(Data items)

────────────────────

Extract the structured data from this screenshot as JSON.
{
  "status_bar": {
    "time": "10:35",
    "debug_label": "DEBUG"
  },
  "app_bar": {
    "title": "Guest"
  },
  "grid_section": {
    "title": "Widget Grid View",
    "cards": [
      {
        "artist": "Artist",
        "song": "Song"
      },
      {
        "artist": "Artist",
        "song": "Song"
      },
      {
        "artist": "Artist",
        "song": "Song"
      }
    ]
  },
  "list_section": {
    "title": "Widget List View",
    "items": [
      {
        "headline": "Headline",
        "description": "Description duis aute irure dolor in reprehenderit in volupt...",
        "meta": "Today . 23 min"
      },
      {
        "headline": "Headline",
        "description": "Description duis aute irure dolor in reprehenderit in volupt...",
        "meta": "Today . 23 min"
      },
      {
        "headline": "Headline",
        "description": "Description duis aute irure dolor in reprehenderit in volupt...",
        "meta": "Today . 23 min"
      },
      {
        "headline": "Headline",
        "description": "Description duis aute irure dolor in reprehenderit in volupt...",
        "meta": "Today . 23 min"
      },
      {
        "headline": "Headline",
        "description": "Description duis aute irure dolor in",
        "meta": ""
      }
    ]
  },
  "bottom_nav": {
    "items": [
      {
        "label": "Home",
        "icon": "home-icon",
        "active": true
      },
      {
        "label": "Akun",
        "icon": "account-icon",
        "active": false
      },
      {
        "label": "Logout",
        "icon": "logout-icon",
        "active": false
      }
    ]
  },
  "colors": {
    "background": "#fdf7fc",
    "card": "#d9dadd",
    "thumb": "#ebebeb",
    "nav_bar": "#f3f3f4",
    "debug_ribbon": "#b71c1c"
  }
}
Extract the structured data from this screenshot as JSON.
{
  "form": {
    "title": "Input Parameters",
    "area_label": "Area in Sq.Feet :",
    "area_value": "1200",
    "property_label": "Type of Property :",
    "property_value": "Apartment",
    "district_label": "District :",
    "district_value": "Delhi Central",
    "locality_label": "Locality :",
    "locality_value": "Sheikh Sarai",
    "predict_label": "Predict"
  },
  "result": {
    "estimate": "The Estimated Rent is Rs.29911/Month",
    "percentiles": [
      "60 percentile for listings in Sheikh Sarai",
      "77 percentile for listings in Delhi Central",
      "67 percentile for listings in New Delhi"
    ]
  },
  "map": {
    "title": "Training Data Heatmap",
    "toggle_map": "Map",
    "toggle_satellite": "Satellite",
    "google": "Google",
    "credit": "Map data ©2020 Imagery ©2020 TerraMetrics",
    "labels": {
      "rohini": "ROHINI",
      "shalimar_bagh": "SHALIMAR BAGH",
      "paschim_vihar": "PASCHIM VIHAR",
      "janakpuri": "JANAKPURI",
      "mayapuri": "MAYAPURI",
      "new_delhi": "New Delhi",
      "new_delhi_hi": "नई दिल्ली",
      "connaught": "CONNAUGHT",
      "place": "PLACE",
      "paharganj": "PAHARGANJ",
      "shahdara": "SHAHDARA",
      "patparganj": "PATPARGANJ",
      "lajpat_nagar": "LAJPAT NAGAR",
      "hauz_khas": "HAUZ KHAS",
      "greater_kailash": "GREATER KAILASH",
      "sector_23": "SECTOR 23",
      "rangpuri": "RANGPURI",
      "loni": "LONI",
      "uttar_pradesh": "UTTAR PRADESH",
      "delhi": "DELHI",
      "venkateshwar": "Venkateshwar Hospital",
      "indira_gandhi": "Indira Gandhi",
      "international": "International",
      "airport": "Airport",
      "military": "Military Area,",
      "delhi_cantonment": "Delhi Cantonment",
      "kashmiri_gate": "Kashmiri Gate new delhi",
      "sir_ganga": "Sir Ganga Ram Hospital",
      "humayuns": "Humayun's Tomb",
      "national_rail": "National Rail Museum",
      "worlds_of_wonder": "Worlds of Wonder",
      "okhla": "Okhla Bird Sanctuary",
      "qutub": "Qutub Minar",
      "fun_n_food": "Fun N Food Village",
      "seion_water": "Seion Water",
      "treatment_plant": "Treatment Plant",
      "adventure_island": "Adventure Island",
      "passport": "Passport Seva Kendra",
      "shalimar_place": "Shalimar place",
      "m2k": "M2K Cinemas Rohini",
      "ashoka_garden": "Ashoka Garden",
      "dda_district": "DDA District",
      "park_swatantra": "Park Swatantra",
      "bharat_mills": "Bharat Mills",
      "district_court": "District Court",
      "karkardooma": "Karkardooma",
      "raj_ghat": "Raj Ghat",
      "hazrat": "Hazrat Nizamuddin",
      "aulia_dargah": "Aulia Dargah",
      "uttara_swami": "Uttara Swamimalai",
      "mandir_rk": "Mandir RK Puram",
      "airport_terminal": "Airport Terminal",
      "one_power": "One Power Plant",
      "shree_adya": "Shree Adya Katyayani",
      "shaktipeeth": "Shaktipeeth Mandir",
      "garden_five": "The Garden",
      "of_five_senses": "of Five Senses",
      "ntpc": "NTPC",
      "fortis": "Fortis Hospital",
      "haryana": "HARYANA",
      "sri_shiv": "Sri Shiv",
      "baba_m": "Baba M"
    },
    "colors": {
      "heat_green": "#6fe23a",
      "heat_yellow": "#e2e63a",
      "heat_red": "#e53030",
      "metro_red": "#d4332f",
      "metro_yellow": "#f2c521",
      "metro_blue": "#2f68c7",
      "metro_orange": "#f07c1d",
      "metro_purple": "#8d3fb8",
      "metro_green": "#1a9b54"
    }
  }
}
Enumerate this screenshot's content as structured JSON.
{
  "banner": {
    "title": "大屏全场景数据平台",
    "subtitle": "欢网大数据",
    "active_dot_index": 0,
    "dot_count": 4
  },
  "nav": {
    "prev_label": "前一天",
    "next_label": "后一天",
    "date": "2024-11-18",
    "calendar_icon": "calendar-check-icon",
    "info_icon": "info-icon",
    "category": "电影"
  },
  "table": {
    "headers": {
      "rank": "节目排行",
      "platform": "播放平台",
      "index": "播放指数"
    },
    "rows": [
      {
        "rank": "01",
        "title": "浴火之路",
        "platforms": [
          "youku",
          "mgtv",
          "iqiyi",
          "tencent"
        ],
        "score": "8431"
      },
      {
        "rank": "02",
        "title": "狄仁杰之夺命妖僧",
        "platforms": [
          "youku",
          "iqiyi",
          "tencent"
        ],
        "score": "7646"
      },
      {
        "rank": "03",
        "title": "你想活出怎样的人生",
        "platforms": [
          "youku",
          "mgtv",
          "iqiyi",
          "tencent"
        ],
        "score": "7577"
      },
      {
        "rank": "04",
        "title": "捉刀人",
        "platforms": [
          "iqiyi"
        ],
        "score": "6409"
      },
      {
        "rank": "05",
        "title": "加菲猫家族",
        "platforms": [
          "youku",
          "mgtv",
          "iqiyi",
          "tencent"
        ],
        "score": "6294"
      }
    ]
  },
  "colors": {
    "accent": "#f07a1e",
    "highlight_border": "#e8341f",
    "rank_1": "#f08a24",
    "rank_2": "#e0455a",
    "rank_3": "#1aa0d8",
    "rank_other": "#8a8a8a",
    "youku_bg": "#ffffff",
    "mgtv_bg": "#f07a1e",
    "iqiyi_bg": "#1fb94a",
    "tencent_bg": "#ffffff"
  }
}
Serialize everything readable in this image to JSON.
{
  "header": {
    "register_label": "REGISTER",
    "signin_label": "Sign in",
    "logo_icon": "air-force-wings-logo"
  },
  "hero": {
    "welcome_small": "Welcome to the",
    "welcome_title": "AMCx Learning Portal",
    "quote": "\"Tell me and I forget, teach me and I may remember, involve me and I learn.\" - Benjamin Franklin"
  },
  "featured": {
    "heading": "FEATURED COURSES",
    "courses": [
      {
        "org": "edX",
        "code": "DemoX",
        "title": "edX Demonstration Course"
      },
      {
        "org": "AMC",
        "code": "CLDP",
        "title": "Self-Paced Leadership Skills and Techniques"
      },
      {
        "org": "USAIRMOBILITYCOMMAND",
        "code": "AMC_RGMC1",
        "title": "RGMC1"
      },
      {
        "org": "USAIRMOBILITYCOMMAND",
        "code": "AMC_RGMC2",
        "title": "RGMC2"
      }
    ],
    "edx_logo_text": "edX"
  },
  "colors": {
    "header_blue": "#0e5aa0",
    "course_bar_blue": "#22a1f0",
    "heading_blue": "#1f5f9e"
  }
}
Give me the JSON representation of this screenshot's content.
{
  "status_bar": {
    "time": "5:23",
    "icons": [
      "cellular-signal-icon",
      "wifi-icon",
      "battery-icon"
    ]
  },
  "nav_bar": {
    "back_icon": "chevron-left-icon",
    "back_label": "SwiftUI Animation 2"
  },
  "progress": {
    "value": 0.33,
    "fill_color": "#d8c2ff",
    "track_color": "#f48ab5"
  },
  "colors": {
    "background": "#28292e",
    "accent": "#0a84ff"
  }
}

────────────────────

Task to carry out:
Repeat exactly the lines above from the line that contains "Give me the" through the end. Include both of these ends; leave out everything else.

In response:
Give me the JSON representation of this screenshot's content.
{
  "status_bar": {
    "time": "5:23",
    "icons": [
      "cellular-signal-icon",
      "wifi-icon",
      "battery-icon"
    ]
  },
  "nav_bar": {
    "back_icon": "chevron-left-icon",
    "back_label": "SwiftUI Animation 2"
  },
  "progress": {
    "value": 0.33,
    "fill_color": "#d8c2ff",
    "track_color": "#f48ab5"
  },
  "colors": {
    "background": "#28292e",
    "accent": "#0a84ff"
  }
}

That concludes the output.